Dataset excerpt =
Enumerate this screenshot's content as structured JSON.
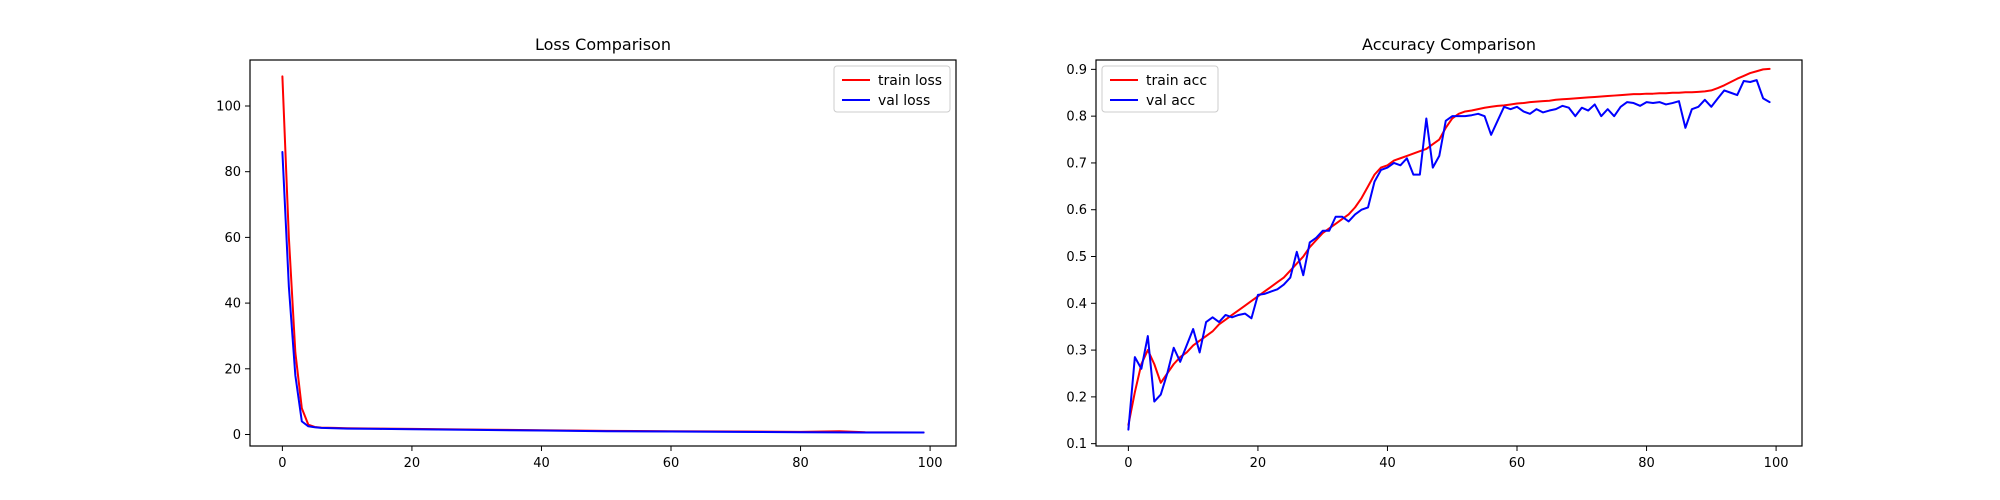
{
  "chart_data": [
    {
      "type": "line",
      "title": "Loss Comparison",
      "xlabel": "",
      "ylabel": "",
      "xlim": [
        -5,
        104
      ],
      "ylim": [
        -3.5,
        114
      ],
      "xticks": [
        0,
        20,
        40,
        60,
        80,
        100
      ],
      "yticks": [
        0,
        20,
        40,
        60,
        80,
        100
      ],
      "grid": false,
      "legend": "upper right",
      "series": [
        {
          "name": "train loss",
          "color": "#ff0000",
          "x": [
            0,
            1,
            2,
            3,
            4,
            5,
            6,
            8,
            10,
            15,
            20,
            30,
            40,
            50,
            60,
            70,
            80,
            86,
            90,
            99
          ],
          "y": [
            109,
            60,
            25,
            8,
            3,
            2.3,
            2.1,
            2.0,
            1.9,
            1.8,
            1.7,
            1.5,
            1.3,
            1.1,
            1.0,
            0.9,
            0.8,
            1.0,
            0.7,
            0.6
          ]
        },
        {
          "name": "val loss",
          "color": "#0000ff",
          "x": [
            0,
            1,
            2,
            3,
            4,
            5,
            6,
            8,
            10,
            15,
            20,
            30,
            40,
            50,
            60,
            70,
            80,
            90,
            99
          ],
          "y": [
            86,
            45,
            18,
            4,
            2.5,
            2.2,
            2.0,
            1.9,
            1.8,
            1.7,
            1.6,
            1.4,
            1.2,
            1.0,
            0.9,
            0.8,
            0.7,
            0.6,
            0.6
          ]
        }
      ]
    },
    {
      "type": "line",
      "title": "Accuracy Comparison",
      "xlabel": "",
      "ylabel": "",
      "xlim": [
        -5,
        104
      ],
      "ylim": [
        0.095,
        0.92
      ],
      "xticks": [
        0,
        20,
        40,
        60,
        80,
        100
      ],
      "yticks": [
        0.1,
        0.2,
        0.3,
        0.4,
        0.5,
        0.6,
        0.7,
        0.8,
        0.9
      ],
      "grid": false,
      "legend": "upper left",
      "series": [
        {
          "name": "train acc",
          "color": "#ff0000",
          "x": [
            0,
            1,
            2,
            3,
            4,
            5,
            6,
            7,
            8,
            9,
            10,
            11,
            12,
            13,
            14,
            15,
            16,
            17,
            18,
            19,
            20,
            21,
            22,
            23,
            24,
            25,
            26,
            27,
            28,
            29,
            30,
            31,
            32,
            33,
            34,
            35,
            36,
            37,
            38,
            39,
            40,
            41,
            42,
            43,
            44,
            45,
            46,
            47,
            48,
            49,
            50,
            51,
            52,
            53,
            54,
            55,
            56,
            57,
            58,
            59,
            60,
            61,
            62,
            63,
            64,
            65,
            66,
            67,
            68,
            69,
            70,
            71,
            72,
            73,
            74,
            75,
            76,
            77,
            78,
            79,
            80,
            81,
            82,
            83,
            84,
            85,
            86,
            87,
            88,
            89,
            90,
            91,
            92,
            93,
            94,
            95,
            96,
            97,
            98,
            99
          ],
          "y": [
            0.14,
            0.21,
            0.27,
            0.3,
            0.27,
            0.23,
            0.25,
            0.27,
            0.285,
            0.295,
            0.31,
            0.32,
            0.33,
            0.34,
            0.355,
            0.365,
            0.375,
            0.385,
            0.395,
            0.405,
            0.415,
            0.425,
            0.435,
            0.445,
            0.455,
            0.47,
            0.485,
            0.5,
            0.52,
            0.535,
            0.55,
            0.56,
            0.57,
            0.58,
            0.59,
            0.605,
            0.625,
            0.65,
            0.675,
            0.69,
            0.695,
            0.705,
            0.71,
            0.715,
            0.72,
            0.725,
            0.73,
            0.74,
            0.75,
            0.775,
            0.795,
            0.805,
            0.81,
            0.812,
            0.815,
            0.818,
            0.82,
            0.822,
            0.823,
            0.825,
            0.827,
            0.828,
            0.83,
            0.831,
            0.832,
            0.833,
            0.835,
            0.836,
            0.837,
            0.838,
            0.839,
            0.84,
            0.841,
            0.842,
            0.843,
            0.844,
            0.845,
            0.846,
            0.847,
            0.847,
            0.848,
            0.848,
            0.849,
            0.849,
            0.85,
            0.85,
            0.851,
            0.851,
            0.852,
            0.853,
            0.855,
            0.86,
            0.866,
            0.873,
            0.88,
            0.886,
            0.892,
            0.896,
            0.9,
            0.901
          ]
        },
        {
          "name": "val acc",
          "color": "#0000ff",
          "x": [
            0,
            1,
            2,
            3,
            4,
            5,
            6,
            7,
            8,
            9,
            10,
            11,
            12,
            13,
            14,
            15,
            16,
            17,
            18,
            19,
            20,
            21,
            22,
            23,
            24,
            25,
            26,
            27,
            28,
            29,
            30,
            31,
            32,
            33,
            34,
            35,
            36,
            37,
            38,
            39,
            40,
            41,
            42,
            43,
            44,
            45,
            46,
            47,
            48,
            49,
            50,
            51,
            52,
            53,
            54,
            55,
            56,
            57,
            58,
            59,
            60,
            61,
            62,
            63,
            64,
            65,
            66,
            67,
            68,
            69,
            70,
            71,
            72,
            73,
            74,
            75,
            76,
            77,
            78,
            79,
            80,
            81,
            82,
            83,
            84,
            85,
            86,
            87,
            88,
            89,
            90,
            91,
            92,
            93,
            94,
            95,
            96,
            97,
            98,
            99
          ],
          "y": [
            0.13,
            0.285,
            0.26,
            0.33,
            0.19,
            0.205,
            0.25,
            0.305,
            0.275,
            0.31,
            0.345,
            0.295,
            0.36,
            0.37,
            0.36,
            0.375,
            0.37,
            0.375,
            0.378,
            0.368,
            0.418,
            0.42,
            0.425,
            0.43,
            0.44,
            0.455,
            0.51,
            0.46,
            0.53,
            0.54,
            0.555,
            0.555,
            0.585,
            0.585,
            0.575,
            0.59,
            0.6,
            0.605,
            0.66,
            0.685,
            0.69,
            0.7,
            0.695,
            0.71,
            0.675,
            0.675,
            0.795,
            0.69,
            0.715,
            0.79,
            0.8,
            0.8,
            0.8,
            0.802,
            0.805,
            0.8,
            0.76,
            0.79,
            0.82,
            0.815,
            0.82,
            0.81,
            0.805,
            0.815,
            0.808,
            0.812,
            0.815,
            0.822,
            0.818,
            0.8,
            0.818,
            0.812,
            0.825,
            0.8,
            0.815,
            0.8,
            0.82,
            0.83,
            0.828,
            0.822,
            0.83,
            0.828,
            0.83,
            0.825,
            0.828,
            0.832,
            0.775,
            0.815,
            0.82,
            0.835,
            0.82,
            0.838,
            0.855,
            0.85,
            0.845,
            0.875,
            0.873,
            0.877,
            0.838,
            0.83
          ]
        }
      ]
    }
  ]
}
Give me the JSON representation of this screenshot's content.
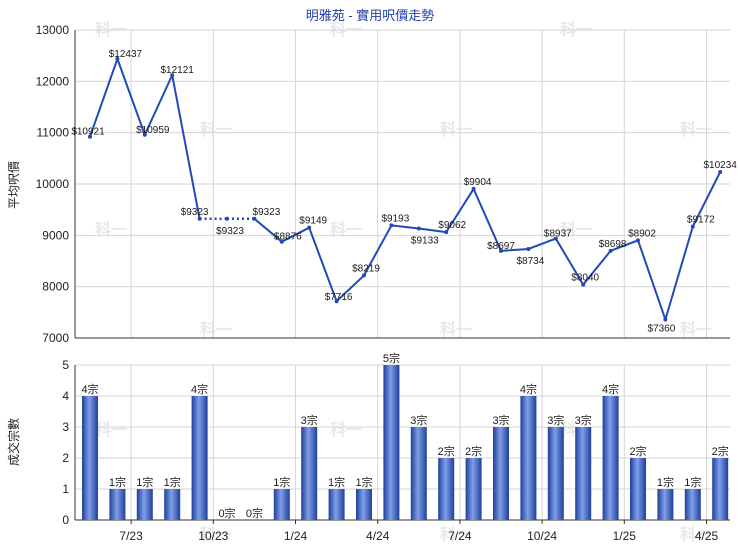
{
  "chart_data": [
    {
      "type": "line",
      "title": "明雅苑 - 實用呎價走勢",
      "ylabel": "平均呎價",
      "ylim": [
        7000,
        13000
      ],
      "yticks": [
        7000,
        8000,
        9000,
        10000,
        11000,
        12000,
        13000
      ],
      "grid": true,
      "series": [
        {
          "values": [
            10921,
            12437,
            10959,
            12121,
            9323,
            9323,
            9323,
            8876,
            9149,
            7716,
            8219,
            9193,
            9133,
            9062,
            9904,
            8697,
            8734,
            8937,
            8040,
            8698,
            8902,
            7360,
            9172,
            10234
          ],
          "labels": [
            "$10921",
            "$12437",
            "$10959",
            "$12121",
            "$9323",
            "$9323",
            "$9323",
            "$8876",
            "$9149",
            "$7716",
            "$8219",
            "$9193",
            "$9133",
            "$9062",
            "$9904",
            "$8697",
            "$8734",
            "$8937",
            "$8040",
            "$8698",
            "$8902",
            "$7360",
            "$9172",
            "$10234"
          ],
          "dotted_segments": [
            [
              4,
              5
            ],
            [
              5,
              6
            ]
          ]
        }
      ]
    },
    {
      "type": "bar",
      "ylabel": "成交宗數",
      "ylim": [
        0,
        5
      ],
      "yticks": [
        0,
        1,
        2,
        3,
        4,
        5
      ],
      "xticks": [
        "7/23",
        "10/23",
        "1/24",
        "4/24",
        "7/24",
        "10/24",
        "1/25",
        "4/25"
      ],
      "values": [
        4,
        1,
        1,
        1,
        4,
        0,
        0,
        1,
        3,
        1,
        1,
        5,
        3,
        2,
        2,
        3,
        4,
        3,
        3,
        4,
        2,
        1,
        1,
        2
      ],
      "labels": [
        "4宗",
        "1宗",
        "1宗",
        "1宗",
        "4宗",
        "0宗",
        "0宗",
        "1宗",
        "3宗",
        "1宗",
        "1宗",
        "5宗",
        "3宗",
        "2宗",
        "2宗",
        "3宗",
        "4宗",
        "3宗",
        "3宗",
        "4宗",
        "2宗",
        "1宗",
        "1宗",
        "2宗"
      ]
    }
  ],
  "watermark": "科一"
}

--

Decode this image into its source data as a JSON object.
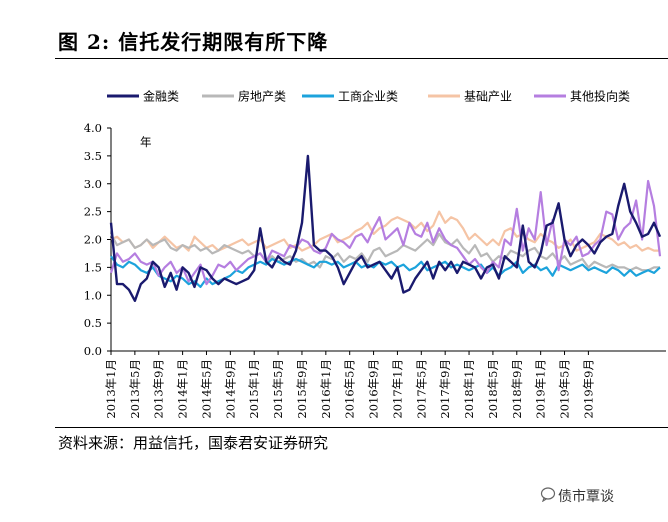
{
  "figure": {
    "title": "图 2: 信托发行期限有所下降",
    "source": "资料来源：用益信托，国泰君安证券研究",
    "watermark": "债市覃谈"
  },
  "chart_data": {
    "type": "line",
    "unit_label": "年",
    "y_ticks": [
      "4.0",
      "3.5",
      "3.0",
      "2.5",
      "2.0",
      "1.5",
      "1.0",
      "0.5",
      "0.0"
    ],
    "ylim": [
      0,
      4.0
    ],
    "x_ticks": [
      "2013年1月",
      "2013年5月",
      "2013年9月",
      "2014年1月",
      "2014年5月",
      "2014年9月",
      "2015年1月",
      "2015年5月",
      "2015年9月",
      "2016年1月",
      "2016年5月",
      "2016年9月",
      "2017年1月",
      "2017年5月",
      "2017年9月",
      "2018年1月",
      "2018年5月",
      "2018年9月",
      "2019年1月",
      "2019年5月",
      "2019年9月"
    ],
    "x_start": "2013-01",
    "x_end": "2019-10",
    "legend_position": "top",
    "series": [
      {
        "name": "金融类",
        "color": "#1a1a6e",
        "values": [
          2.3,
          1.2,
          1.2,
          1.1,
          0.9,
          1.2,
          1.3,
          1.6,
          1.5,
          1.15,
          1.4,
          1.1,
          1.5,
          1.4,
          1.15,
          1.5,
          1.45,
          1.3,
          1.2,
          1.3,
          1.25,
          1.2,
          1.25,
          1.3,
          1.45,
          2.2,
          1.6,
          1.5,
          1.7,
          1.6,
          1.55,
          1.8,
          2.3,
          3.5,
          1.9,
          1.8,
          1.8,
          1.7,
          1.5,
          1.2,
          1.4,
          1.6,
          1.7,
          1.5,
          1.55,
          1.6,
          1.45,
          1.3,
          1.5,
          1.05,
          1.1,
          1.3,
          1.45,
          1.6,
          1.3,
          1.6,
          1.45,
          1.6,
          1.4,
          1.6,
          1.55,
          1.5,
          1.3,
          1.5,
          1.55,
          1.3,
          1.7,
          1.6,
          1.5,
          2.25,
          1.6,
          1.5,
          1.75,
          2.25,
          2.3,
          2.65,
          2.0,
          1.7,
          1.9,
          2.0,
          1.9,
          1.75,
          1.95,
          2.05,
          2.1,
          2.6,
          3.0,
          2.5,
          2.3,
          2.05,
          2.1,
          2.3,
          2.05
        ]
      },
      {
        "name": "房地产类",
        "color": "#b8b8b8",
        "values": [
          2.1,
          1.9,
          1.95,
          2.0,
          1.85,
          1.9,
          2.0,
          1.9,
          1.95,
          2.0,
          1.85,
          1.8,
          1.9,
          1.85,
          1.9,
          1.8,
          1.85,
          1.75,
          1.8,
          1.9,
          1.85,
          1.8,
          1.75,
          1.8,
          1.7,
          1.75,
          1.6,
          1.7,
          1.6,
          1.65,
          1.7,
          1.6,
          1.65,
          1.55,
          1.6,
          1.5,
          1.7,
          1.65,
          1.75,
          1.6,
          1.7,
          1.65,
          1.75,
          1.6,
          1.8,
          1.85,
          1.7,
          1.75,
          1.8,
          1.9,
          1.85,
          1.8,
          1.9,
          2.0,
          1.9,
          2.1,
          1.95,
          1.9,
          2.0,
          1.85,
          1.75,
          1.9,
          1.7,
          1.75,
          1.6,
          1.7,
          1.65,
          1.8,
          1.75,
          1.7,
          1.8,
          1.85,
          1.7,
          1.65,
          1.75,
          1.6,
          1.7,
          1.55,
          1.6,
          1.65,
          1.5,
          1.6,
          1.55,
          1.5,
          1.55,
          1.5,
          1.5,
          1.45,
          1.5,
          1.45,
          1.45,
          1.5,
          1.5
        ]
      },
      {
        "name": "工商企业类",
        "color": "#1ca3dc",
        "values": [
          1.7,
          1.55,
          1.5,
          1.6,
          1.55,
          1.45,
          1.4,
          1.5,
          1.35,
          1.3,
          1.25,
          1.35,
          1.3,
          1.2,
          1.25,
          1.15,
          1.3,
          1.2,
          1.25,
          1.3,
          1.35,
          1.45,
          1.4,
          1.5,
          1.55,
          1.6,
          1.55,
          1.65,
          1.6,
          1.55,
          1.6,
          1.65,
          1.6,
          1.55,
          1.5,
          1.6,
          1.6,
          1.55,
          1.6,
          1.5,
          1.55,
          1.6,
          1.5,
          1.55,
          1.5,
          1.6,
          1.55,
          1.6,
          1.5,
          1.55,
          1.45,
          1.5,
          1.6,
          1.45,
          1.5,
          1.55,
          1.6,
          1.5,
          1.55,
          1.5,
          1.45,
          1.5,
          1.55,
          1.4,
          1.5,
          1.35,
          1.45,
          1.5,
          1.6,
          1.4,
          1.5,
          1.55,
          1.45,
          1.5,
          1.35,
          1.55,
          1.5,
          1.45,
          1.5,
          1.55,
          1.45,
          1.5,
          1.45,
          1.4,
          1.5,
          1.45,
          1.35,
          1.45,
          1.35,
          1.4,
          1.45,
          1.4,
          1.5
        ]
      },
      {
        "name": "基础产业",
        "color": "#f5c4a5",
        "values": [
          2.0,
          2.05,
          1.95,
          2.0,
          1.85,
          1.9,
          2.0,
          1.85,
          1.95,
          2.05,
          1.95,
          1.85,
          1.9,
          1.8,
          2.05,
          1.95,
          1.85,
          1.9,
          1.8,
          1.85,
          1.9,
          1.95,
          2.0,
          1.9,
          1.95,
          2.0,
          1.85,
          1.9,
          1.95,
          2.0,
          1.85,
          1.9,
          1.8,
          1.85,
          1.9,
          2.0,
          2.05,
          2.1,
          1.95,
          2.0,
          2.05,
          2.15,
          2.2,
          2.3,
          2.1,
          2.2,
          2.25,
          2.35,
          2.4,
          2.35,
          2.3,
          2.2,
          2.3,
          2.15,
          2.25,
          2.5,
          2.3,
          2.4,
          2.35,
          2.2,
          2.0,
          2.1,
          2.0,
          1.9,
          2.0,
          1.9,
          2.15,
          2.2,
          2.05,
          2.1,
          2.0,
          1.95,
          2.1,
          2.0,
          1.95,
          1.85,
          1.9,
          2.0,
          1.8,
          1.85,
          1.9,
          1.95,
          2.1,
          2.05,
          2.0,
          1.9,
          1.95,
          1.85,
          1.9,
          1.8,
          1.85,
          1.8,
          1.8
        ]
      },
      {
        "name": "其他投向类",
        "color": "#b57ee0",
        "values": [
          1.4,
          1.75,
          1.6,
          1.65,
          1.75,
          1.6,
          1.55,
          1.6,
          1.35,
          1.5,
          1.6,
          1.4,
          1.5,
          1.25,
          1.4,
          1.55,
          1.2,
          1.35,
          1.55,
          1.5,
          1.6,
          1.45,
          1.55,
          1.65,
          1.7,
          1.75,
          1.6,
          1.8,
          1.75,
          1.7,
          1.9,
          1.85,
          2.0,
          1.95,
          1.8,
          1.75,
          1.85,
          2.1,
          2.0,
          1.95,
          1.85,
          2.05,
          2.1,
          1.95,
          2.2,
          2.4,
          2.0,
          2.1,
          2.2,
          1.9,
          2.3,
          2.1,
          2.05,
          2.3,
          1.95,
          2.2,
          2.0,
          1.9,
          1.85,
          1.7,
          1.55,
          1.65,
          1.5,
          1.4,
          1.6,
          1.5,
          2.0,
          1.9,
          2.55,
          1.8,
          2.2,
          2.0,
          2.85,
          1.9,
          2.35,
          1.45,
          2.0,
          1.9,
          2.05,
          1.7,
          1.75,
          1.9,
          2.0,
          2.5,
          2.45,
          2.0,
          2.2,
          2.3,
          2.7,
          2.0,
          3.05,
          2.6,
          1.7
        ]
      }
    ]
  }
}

Task prompt = Scan the listing above for the word "name" and show each line where it is found.

Finished exercise =
          "name": "train loss",
          "name": "val loss",
          "name": "train acc",
          "name": "val acc",
        "name": "金融类",
        "name": "房地产类",
        "name": "工商企业类",
        "name": "基础产业",
        "name": "其他投向类",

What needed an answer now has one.